Check each line of the listing for the word "coordinate" and report how many lines contain it, giving nothing but the number.
-- Start WORKING DATA --
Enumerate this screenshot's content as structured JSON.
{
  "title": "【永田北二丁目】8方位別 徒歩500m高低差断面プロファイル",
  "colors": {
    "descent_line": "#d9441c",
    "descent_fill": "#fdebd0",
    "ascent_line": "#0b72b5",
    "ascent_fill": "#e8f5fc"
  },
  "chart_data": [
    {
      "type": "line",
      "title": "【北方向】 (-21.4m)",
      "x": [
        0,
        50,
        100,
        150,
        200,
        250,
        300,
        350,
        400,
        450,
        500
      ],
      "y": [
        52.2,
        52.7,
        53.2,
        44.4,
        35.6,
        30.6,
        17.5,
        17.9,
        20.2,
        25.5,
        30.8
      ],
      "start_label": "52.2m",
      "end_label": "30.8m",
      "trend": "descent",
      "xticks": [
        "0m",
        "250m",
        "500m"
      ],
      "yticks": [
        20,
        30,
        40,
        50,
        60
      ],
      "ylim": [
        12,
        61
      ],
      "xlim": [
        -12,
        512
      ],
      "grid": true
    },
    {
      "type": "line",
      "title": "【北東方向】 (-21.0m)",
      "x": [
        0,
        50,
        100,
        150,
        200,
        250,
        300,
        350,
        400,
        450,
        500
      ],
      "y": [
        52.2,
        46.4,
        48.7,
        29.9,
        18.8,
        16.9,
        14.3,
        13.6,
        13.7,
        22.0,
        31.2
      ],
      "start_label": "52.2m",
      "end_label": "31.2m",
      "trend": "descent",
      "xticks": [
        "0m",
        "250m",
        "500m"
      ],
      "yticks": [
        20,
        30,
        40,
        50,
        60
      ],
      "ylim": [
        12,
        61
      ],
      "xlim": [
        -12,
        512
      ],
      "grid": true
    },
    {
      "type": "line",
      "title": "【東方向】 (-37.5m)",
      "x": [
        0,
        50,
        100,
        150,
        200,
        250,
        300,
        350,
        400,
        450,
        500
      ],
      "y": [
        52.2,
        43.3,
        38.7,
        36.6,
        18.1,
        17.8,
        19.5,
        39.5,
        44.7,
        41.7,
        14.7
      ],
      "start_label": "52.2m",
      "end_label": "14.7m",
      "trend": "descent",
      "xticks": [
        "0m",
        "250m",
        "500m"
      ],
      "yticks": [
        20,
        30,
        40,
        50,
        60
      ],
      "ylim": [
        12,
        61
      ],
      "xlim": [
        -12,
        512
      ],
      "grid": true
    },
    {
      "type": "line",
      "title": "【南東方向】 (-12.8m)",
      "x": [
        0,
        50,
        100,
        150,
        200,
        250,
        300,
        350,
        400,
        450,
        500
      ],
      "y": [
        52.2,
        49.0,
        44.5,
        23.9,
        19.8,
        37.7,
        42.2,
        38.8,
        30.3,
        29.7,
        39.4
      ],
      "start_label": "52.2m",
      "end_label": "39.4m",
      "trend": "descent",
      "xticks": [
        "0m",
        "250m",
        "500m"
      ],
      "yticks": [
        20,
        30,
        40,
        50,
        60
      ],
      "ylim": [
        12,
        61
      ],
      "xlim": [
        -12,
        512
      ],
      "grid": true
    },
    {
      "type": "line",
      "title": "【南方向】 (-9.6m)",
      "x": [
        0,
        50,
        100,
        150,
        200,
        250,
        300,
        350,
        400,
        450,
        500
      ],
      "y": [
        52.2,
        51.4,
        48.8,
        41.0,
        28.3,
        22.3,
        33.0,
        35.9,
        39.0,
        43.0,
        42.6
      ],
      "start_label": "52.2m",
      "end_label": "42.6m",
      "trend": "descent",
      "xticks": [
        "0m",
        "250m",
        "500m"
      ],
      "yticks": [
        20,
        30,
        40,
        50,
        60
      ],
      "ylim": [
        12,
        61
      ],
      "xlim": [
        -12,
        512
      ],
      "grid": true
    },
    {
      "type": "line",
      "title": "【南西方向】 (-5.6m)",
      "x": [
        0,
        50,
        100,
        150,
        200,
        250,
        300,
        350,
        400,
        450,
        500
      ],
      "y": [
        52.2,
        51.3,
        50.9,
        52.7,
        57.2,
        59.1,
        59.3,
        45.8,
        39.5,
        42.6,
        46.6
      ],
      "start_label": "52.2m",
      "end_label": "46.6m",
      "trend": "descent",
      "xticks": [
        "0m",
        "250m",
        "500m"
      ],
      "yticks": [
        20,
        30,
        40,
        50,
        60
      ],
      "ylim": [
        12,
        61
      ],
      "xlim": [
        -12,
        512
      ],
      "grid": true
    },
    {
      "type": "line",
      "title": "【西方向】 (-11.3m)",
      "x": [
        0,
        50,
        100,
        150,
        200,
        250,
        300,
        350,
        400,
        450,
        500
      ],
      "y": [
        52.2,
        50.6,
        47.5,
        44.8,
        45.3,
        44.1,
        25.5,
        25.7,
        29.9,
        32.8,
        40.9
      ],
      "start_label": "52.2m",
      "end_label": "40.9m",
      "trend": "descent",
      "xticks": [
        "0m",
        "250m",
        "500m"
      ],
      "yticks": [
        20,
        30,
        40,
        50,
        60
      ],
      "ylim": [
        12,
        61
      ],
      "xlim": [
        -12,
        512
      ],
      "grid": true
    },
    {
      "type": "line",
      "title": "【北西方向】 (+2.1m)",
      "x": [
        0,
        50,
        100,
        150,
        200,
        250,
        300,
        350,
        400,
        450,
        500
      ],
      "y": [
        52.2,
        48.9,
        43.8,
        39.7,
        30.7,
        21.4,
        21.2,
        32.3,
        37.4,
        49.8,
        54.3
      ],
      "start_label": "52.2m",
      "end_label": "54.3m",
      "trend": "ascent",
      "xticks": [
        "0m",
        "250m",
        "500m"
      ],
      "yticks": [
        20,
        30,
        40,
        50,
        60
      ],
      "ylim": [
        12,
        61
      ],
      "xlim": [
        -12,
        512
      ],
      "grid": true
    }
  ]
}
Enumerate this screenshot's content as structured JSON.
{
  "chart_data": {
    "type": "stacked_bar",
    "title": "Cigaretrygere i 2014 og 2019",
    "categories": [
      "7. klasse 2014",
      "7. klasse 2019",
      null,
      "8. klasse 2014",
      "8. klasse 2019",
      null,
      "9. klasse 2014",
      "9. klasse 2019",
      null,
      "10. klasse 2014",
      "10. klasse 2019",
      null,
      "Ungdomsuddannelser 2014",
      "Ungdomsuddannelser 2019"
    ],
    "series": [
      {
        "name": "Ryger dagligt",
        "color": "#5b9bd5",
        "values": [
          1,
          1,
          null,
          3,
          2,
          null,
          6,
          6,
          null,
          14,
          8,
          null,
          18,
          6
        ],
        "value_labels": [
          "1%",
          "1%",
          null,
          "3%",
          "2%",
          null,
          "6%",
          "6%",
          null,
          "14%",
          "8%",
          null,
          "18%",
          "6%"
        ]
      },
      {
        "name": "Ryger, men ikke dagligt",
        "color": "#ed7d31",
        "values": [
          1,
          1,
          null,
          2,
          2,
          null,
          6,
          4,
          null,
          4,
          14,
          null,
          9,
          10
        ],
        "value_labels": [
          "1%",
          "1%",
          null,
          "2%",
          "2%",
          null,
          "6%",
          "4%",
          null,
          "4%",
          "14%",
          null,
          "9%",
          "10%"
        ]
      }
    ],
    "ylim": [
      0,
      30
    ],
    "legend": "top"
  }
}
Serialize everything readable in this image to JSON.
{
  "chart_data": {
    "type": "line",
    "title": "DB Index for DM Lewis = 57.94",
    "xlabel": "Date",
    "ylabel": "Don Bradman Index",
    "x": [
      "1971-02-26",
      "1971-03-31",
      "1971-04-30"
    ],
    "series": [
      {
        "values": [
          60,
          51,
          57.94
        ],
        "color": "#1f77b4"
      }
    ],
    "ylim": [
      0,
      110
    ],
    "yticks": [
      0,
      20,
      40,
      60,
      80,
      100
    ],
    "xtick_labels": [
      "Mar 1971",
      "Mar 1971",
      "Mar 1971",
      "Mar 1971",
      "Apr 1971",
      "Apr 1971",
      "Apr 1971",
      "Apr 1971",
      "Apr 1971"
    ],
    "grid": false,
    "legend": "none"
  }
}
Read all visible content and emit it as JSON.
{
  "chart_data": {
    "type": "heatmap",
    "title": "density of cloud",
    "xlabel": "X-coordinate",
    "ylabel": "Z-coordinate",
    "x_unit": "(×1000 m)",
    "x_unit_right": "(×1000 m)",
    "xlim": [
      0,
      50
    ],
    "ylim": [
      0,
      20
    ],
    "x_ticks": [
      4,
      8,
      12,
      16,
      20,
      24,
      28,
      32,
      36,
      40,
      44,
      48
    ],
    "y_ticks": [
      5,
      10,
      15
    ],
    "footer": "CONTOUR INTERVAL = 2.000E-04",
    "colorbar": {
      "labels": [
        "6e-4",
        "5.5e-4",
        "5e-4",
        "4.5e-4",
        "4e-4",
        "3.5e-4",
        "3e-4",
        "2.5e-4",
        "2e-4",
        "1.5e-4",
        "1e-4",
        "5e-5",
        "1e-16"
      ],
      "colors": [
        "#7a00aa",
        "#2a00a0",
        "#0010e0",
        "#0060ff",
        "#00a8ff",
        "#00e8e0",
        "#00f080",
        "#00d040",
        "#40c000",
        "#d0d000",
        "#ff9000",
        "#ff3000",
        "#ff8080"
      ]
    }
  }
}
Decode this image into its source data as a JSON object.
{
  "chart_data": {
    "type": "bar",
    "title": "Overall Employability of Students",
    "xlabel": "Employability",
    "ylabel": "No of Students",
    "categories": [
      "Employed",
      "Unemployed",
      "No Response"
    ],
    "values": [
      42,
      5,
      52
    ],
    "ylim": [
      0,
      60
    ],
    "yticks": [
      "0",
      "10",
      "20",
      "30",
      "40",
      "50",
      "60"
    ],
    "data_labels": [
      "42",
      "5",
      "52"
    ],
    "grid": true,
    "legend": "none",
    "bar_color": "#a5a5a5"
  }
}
-- End WORKING DATA --
▸ **ANSWER TO THE TASK**: 2